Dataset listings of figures
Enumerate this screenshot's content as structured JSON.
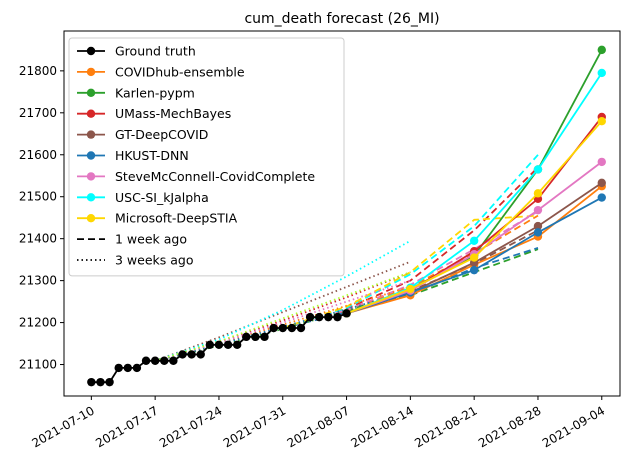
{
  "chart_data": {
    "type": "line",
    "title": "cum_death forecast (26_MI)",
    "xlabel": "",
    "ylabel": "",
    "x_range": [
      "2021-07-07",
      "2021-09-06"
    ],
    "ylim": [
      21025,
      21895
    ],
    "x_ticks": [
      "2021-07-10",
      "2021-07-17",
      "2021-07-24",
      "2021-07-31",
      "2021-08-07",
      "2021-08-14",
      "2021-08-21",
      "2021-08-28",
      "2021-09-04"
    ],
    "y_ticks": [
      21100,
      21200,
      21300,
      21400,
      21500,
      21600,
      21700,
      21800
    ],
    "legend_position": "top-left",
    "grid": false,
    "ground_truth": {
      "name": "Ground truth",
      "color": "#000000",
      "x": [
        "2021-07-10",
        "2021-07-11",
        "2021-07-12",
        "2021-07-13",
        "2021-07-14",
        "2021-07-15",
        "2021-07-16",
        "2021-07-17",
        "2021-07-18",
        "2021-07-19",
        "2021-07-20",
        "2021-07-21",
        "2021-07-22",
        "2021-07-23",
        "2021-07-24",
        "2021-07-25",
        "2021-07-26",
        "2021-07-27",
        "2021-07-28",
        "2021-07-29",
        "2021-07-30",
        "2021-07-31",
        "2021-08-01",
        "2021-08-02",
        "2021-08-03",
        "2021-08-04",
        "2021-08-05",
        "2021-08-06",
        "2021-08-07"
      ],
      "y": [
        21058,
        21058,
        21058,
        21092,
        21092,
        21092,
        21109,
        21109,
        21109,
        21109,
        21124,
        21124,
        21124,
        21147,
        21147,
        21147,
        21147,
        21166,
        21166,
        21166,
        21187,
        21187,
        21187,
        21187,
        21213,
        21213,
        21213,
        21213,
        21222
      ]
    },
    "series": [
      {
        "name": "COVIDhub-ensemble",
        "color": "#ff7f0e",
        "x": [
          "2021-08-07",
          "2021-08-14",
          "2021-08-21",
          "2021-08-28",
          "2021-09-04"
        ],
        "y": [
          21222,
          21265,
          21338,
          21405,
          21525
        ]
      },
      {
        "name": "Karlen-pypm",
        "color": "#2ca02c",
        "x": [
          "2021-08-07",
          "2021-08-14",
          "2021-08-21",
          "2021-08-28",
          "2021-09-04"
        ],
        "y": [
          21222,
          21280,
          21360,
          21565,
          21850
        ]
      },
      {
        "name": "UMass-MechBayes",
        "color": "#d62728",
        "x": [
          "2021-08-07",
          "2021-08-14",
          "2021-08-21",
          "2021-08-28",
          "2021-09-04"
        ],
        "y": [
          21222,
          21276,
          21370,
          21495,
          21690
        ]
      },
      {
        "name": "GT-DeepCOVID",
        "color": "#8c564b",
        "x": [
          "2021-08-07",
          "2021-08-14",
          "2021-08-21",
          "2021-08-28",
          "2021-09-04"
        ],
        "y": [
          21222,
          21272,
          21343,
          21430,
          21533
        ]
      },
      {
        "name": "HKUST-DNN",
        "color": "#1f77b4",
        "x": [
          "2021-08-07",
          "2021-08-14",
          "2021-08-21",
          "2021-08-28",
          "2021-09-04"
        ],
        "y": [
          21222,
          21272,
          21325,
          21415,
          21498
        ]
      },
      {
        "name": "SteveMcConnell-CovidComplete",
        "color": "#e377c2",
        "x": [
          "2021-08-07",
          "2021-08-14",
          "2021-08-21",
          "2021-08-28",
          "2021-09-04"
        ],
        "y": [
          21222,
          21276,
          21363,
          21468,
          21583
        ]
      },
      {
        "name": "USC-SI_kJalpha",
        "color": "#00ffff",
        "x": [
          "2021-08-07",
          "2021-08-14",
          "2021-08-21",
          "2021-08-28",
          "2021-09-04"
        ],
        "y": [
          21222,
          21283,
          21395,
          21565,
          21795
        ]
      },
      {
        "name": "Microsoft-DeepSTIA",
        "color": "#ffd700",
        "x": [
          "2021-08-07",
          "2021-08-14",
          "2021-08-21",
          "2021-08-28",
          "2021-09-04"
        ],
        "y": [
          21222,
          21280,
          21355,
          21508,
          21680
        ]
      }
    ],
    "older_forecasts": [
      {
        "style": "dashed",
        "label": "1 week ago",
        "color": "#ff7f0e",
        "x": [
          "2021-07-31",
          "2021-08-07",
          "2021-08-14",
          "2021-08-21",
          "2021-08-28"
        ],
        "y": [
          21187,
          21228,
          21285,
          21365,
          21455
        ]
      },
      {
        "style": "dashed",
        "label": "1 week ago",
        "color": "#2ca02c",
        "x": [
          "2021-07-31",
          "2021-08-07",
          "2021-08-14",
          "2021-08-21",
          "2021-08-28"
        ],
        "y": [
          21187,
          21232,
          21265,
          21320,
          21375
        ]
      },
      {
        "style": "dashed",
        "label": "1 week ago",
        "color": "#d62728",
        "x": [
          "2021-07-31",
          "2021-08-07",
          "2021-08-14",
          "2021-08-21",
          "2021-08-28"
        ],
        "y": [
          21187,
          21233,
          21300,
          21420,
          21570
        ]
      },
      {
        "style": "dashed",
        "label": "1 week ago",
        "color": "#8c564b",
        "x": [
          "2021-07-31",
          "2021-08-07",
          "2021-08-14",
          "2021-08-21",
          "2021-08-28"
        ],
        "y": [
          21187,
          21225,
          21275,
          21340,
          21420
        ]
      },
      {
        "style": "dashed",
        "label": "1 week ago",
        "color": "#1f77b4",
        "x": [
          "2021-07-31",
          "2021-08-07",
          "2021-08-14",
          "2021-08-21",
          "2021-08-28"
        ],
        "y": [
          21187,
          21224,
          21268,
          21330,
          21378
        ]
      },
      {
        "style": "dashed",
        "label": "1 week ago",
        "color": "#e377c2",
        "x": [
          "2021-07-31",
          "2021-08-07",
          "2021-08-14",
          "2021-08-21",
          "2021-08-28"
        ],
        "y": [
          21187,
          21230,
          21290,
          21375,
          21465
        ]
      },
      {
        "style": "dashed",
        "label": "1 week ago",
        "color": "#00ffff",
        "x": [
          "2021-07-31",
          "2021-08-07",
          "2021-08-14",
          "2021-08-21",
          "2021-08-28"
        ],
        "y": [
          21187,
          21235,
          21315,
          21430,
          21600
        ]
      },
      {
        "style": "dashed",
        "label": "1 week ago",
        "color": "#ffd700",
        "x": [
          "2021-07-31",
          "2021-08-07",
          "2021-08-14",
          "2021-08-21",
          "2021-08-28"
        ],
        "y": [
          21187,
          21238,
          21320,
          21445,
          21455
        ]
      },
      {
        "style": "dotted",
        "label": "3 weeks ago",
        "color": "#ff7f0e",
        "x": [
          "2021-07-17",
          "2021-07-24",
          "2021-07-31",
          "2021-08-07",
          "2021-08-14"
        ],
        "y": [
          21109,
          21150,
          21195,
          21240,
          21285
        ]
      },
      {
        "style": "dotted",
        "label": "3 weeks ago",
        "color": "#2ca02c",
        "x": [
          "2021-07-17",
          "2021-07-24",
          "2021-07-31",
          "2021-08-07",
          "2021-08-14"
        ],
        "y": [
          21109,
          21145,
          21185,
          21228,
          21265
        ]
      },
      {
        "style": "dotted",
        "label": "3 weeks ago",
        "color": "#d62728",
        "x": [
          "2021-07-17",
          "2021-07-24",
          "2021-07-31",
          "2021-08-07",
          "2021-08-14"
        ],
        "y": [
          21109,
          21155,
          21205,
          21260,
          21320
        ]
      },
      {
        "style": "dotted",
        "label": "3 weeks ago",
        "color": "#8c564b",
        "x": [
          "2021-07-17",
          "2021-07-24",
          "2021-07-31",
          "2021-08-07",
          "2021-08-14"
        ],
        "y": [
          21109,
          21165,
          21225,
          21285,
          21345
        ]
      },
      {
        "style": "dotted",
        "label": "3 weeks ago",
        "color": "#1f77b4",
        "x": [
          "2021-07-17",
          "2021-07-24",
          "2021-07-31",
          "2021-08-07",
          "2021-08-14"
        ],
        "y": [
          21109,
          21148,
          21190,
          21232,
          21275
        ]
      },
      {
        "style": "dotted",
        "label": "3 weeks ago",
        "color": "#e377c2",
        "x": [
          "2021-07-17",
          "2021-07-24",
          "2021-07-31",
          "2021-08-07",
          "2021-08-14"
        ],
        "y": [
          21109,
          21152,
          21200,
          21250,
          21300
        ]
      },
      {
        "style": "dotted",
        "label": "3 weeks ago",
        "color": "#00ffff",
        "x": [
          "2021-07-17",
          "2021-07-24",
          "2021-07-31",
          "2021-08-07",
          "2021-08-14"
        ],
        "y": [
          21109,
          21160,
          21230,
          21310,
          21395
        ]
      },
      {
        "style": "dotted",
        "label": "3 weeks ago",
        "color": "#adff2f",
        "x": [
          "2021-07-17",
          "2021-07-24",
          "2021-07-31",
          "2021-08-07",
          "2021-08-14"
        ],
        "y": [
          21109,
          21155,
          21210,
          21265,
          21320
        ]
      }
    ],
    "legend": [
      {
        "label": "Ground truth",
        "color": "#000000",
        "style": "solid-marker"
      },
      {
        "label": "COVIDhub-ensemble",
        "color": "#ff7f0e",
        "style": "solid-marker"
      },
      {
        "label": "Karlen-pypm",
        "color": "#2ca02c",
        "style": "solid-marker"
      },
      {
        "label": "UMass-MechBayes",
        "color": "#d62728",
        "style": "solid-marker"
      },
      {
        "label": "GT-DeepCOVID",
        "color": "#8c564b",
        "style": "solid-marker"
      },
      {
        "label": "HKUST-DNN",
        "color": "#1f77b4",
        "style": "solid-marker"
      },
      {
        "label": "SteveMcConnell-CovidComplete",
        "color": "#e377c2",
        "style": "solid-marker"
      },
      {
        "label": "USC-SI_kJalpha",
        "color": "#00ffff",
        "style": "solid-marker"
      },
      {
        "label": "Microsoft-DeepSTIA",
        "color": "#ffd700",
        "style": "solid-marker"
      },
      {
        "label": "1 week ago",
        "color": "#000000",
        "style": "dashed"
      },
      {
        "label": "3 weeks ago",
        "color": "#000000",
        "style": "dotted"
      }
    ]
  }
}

STATED TASK: Your answer should be only a number: how many lines of the data above contain the string "ensemble"?

ANSWER TO THE TASK: 2